__TASK BRIEF__
Write out the material exactly. Do not include the pictures.

::: SUPPLIED RECORDS :::

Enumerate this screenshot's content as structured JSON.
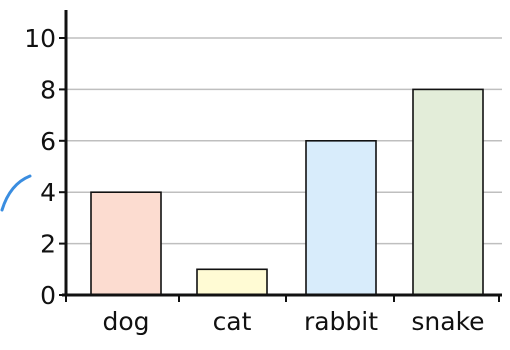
{
  "chart_data": {
    "type": "bar",
    "categories": [
      "dog",
      "cat",
      "rabbit",
      "snake"
    ],
    "values": [
      4,
      1,
      6,
      8
    ],
    "colors": [
      "#fcdcd0",
      "#fffbd4",
      "#d8ecfb",
      "#e3edd9"
    ],
    "ylim": [
      0,
      10
    ],
    "yticks": [
      0,
      2,
      4,
      6,
      8,
      10
    ],
    "ytick_labels": [
      "0",
      "2",
      "4",
      "6",
      "8",
      "10"
    ],
    "grid": true,
    "grid_color": "#bfbfbf",
    "bar_outline_color": "#111111",
    "axis_color": "#111111",
    "title": "",
    "xlabel": "",
    "ylabel": ""
  }
}
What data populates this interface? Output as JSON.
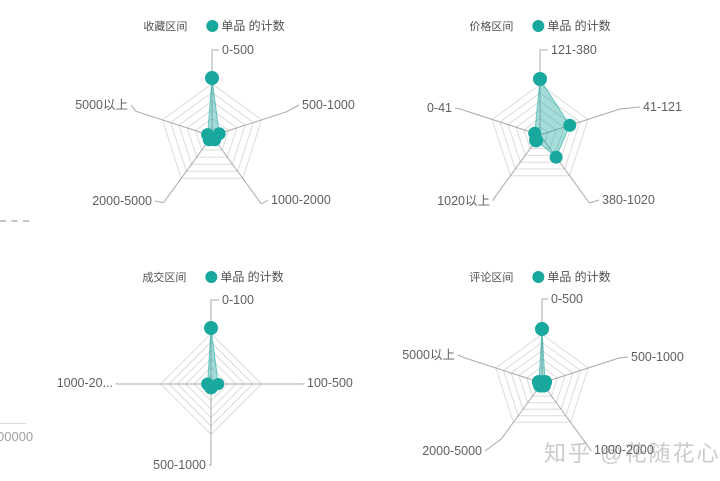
{
  "page": {
    "background": "#ffffff"
  },
  "colors": {
    "teal": "#18a89e",
    "fill": "rgba(24,168,158,0.40)",
    "fill_stroke": "rgba(24,168,158,0.55)",
    "ring": "#dcdcdc",
    "spoke": "#a8a8a8",
    "label": "#5f5f5f",
    "title": "#4f4f4f",
    "watermark": "#cbcbcb"
  },
  "watermark": {
    "text": "知乎 @花随花心"
  },
  "left_edge": {
    "partial_number": "00000"
  },
  "chart_data": [
    {
      "type": "radar",
      "title": "收藏区间",
      "legend": "单品 的计数",
      "legend_position": "top",
      "axes": 5,
      "rings": 6,
      "grid": true,
      "categories": [
        "0-500",
        "500-1000",
        "1000-2000",
        "2000-5000",
        "5000以上"
      ],
      "values_fraction_of_axis_max": [
        1.0,
        0.13,
        0.08,
        0.08,
        0.08
      ]
    },
    {
      "type": "radar",
      "title": "价格区间",
      "legend": "单品 的计数",
      "legend_position": "top",
      "axes": 5,
      "rings": 6,
      "grid": true,
      "categories": [
        "121-380",
        "41-121",
        "380-1020",
        "1020以上",
        "0-41"
      ],
      "values_fraction_of_axis_max": [
        1.0,
        0.56,
        0.49,
        0.12,
        0.1
      ]
    },
    {
      "type": "radar",
      "title": "成交区间",
      "legend": "单品 的计数",
      "legend_position": "top",
      "axes": 4,
      "rings": 6,
      "grid": true,
      "categories": [
        "0-100",
        "100-500",
        "500-1000",
        "1000-20..."
      ],
      "values_fraction_of_axis_max": [
        1.0,
        0.13,
        0.06,
        0.06
      ]
    },
    {
      "type": "radar",
      "title": "评论区间",
      "legend": "单品 的计数",
      "legend_position": "top",
      "axes": 5,
      "rings": 6,
      "grid": true,
      "categories": [
        "0-500",
        "500-1000",
        "1000-2000",
        "2000-5000",
        "5000以上"
      ],
      "values_fraction_of_axis_max": [
        1.0,
        0.06,
        0.06,
        0.06,
        0.06
      ]
    }
  ]
}
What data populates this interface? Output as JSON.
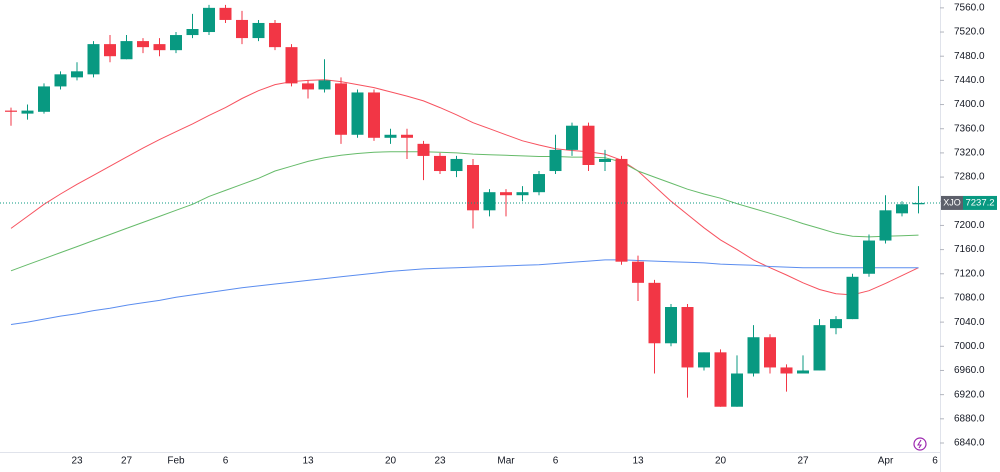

:::

__EXERCISE RESULT__
Enumerate this screenshot's content as structured JSON.
{
  "chart_data": {
    "type": "bar",
    "categories": [
      "dog",
      "cat",
      "rabbit",
      "snake"
    ],
    "values": [
      4,
      1,
      6,
      8
    ],
    "colors": [
      "#fcdcd0",
      "#fffbd4",
      "#d8ecfb",
      "#e3edd9"
    ],
    "ylim": [
      0,
      10
    ],
    "yticks": [
      0,
      2,
      4,
      6,
      8,
      10
    ],
    "ytick_labels": [
      "0",
      "2",
      "4",
      "6",
      "8",
      "10"
    ],
    "grid": true,
    "grid_color": "#bfbfbf",
    "bar_outline_color": "#111111",
    "axis_color": "#111111",
    "title": "",
    "xlabel": "",
    "ylabel": ""
  }
}
What data populates this interface? Output as JSON.
{
  "page": {
    "background": "#ffffff"
  },
  "colors": {
    "teal": "#18a89e",
    "fill": "rgba(24,168,158,0.40)",
    "fill_stroke": "rgba(24,168,158,0.55)",
    "ring": "#dcdcdc",
    "spoke": "#a8a8a8",
    "label": "#5f5f5f",
    "title": "#4f4f4f",
    "watermark": "#cbcbcb"
  },
  "watermark": {
    "text": "知乎 @花随花心"
  },
  "left_edge": {
    "partial_number": "00000"
  },
  "chart_data": [
    {
      "type": "radar",
      "title": "收藏区间",
      "legend": "单品 的计数",
      "legend_position": "top",
      "axes": 5,
      "rings": 6,
      "grid": true,
      "categories": [
        "0-500",
        "500-1000",
        "1000-2000",
        "2000-5000",
        "5000以上"
      ],
      "values_fraction_of_axis_max": [
        1.0,
        0.13,
        0.08,
        0.08,
        0.08
      ]
    },
    {
      "type": "radar",
      "title": "价格区间",
      "legend": "单品 的计数",
      "legend_position": "top",
      "axes": 5,
      "rings": 6,
      "grid": true,
      "categories": [
        "121-380",
        "41-121",
        "380-1020",
        "1020以上",
        "0-41"
      ],
      "values_fraction_of_axis_max": [
        1.0,
        0.56,
        0.49,
        0.12,
        0.1
      ]
    },
    {
      "type": "radar",
      "title": "成交区间",
      "legend": "单品 的计数",
      "legend_position": "top",
      "axes": 4,
      "rings": 6,
      "grid": true,
      "categories": [
        "0-100",
        "100-500",
        "500-1000",
        "1000-20..."
      ],
      "values_fraction_of_axis_max": [
        1.0,
        0.13,
        0.06,
        0.06
      ]
    },
    {
      "type": "radar",
      "title": "评论区间",
      "legend": "单品 的计数",
      "legend_position": "top",
      "axes": 5,
      "rings": 6,
      "grid": true,
      "categories": [
        "0-500",
        "500-1000",
        "1000-2000",
        "2000-5000",
        "5000以上"
      ],
      "values_fraction_of_axis_max": [
        1.0,
        0.06,
        0.06,
        0.06,
        0.06
      ]
    }
  ]
}
What data populates this interface? Output as JSON.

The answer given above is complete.